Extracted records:
-- Start --

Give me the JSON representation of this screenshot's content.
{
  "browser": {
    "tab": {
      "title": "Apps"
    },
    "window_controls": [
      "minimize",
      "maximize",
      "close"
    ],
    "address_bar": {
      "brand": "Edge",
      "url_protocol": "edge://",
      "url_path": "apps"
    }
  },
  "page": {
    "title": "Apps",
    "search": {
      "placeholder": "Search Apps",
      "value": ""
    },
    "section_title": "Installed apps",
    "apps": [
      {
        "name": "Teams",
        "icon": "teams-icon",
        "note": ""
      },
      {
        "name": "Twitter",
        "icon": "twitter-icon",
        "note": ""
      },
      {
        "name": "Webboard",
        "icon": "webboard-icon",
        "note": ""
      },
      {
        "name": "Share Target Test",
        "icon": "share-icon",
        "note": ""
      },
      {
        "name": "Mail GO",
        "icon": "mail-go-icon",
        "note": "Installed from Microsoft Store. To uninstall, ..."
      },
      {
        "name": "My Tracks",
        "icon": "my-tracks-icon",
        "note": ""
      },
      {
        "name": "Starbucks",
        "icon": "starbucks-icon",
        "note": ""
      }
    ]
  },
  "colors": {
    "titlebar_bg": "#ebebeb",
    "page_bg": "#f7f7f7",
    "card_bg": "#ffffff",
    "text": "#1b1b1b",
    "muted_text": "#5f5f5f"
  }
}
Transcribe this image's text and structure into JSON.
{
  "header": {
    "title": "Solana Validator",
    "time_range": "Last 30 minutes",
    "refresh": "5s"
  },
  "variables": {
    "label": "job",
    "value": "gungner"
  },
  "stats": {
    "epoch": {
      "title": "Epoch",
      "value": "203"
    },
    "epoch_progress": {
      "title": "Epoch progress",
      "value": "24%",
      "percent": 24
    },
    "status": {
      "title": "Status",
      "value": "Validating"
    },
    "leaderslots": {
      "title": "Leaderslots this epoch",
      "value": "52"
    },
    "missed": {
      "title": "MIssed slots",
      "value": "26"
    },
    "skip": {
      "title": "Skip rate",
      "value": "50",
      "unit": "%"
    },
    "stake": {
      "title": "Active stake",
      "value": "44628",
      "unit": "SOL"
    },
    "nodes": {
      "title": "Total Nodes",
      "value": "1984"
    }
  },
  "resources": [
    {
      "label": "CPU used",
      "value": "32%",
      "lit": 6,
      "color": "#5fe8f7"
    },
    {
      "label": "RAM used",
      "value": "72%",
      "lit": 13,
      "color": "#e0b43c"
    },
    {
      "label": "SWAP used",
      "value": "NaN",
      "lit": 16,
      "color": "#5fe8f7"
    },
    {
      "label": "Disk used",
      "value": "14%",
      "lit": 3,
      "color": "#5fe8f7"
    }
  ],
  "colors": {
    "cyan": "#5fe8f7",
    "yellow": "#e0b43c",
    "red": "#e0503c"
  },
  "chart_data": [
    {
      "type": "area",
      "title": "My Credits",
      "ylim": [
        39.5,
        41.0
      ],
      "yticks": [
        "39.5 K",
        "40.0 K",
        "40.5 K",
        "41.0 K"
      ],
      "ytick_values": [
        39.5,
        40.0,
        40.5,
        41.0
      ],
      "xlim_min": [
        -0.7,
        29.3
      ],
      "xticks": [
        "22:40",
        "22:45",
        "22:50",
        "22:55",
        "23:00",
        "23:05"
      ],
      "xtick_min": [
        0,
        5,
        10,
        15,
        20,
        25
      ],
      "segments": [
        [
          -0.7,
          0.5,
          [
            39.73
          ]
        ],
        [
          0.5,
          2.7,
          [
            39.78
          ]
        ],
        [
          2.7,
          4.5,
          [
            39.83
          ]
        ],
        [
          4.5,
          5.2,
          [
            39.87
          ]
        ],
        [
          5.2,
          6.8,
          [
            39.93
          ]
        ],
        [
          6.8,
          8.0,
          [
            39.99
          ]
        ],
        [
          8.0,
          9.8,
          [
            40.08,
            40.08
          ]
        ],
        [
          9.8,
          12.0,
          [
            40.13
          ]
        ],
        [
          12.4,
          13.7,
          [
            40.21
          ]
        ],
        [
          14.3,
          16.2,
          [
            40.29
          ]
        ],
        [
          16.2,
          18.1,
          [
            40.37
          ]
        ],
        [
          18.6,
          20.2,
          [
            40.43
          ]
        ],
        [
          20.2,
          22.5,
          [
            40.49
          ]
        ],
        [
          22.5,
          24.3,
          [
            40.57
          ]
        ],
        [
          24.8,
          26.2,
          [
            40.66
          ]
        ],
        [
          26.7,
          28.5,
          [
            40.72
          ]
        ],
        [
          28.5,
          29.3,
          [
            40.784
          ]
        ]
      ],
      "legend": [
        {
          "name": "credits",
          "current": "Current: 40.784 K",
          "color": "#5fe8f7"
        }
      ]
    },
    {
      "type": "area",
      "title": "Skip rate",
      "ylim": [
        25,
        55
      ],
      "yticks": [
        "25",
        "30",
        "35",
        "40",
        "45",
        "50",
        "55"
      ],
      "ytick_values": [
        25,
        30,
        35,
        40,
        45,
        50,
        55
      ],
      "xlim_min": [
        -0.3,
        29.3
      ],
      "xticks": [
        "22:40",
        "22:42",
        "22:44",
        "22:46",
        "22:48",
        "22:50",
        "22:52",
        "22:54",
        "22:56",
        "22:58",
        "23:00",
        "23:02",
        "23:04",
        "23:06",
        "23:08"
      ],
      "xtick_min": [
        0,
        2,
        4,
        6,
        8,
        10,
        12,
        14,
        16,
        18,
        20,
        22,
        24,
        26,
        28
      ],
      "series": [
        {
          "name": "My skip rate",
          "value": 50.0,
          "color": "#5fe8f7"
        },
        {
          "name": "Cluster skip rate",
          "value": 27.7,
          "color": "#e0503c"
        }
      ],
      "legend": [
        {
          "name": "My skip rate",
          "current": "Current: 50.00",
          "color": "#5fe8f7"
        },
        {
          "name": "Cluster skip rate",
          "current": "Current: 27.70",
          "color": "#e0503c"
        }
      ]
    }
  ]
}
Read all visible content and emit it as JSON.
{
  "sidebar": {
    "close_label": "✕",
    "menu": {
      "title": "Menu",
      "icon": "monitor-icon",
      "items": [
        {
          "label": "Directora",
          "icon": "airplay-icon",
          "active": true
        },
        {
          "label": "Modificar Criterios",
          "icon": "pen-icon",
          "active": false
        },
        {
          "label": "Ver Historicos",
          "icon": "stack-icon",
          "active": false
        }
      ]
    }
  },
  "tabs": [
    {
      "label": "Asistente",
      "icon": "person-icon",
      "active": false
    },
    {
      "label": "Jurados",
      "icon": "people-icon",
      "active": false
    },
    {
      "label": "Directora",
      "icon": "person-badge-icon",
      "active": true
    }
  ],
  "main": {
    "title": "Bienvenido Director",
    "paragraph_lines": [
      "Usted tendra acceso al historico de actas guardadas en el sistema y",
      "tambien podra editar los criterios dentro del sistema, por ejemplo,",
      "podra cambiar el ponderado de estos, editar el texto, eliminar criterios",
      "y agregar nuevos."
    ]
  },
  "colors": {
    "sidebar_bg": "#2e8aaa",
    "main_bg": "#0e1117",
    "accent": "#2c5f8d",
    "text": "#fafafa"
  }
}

-- End --

**Aim**
Collect each line holding the string "current".

**Final result**
          "current": "Current: 40.784 K",
          "current": "Current: 50.00",
          "current": "Current: 27.70",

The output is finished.